(Figure record listings)
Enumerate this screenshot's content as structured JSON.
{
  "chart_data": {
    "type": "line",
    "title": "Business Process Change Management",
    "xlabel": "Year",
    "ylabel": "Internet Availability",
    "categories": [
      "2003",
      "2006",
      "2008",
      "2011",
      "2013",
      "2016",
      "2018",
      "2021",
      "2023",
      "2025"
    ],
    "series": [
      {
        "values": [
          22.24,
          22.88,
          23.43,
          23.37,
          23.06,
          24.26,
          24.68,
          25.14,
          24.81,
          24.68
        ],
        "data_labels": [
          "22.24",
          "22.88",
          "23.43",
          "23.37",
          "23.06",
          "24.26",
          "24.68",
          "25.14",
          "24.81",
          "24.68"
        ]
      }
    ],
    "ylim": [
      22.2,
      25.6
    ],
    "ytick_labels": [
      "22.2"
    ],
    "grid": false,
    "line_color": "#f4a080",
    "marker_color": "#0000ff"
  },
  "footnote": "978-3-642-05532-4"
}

■ **Problem description**
Extract the complete listing above, reproducing each line exactly.

■ **In response**
Enumerate this screenshot's content as structured JSON.
{
  "chart_data": {
    "type": "line",
    "title": "Business Process Change Management",
    "xlabel": "Year",
    "ylabel": "Internet Availability",
    "categories": [
      "2003",
      "2006",
      "2008",
      "2011",
      "2013",
      "2016",
      "2018",
      "2021",
      "2023",
      "2025"
    ],
    "series": [
      {
        "values": [
          22.24,
          22.88,
          23.43,
          23.37,
          23.06,
          24.26,
          24.68,
          25.14,
          24.81,
          24.68
        ],
        "data_labels": [
          "22.24",
          "22.88",
          "23.43",
          "23.37",
          "23.06",
          "24.26",
          "24.68",
          "25.14",
          "24.81",
          "24.68"
        ]
      }
    ],
    "ylim": [
      22.2,
      25.6
    ],
    "ytick_labels": [
      "22.2"
    ],
    "grid": false,
    "line_color": "#f4a080",
    "marker_color": "#0000ff"
  },
  "footnote": "978-3-642-05532-4"
}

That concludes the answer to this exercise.